* WORK INSTRUCTIONS
Skip every image and restate the data word for word.

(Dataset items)
** START **

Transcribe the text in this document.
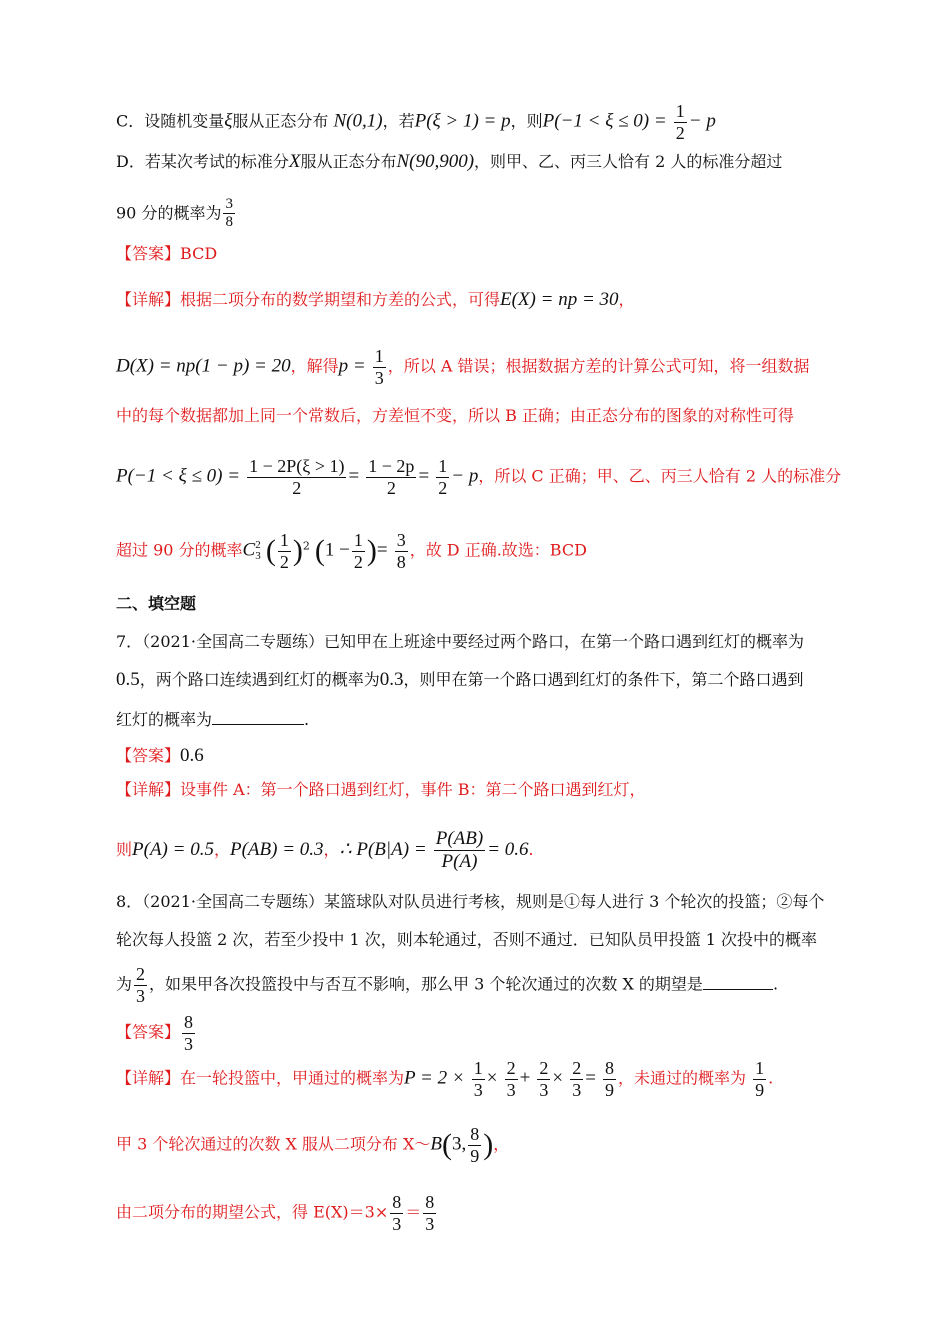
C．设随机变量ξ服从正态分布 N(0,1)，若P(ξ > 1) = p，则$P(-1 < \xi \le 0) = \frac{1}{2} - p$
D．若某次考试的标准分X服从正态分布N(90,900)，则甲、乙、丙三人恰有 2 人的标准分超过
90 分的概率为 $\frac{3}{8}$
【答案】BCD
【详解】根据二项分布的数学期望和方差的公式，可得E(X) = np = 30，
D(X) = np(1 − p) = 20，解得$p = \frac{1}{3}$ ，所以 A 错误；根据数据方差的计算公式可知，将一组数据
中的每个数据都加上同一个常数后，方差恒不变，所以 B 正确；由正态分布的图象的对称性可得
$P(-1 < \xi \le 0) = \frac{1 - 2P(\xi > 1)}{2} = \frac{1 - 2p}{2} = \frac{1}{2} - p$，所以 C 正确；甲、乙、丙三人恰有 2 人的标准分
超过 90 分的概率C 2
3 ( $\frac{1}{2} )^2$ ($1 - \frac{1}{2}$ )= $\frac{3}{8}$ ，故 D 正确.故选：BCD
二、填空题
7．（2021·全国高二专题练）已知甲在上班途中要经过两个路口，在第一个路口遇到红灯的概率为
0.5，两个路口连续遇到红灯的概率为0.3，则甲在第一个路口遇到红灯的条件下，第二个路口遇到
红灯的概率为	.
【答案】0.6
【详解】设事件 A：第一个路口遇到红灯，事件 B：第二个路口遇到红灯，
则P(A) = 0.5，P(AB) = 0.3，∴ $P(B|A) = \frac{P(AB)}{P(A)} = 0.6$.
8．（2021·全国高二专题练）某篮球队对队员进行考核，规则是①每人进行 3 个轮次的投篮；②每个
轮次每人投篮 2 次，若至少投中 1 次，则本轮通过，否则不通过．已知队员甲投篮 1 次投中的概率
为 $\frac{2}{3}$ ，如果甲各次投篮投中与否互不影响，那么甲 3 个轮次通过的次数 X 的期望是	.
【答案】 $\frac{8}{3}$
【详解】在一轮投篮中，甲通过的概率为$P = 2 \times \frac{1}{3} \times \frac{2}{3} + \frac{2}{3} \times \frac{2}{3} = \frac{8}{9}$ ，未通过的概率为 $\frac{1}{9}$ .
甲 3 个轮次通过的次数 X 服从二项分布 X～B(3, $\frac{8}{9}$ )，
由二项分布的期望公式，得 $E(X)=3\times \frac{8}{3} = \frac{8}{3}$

** END **

* RESPONSE
Transcribe the text in this document.
C．设随机变量ξ服从正态分布 N(0,1)，若P(ξ > 1) = p，则$P(-1 < \xi \le 0) = \frac{1}{2} - p$
D．若某次考试的标准分X服从正态分布N(90,900)，则甲、乙、丙三人恰有 2 人的标准分超过
90 分的概率为 $\frac{3}{8}$
【答案】BCD
【详解】根据二项分布的数学期望和方差的公式，可得E(X) = np = 30，
D(X) = np(1 − p) = 20，解得$p = \frac{1}{3}$ ，所以 A 错误；根据数据方差的计算公式可知，将一组数据
中的每个数据都加上同一个常数后，方差恒不变，所以 B 正确；由正态分布的图象的对称性可得
$P(-1 < \xi \le 0) = \frac{1 - 2P(\xi > 1)}{2} = \frac{1 - 2p}{2} = \frac{1}{2} - p$，所以 C 正确；甲、乙、丙三人恰有 2 人的标准分
超过 90 分的概率C 2
3 ( $\frac{1}{2} )^2$ ($1 - \frac{1}{2}$ )= $\frac{3}{8}$ ，故 D 正确.故选：BCD
二、填空题
7．（2021·全国高二专题练）已知甲在上班途中要经过两个路口，在第一个路口遇到红灯的概率为
0.5，两个路口连续遇到红灯的概率为0.3，则甲在第一个路口遇到红灯的条件下，第二个路口遇到
红灯的概率为	.
【答案】0.6
【详解】设事件 A：第一个路口遇到红灯，事件 B：第二个路口遇到红灯，
则P(A) = 0.5，P(AB) = 0.3，∴ $P(B|A) = \frac{P(AB)}{P(A)} = 0.6$.
8．（2021·全国高二专题练）某篮球队对队员进行考核，规则是①每人进行 3 个轮次的投篮；②每个
轮次每人投篮 2 次，若至少投中 1 次，则本轮通过，否则不通过．已知队员甲投篮 1 次投中的概率
为 $\frac{2}{3}$ ，如果甲各次投篮投中与否互不影响，那么甲 3 个轮次通过的次数 X 的期望是	.
【答案】 $\frac{8}{3}$
【详解】在一轮投篮中，甲通过的概率为$P = 2 \times \frac{1}{3} \times \frac{2}{3} + \frac{2}{3} \times \frac{2}{3} = \frac{8}{9}$ ，未通过的概率为 $\frac{1}{9}$ .
甲 3 个轮次通过的次数 X 服从二项分布 X～B(3, $\frac{8}{9}$ )，
由二项分布的期望公式，得 $E(X)=3\times \frac{8}{3} = \frac{8}{3}$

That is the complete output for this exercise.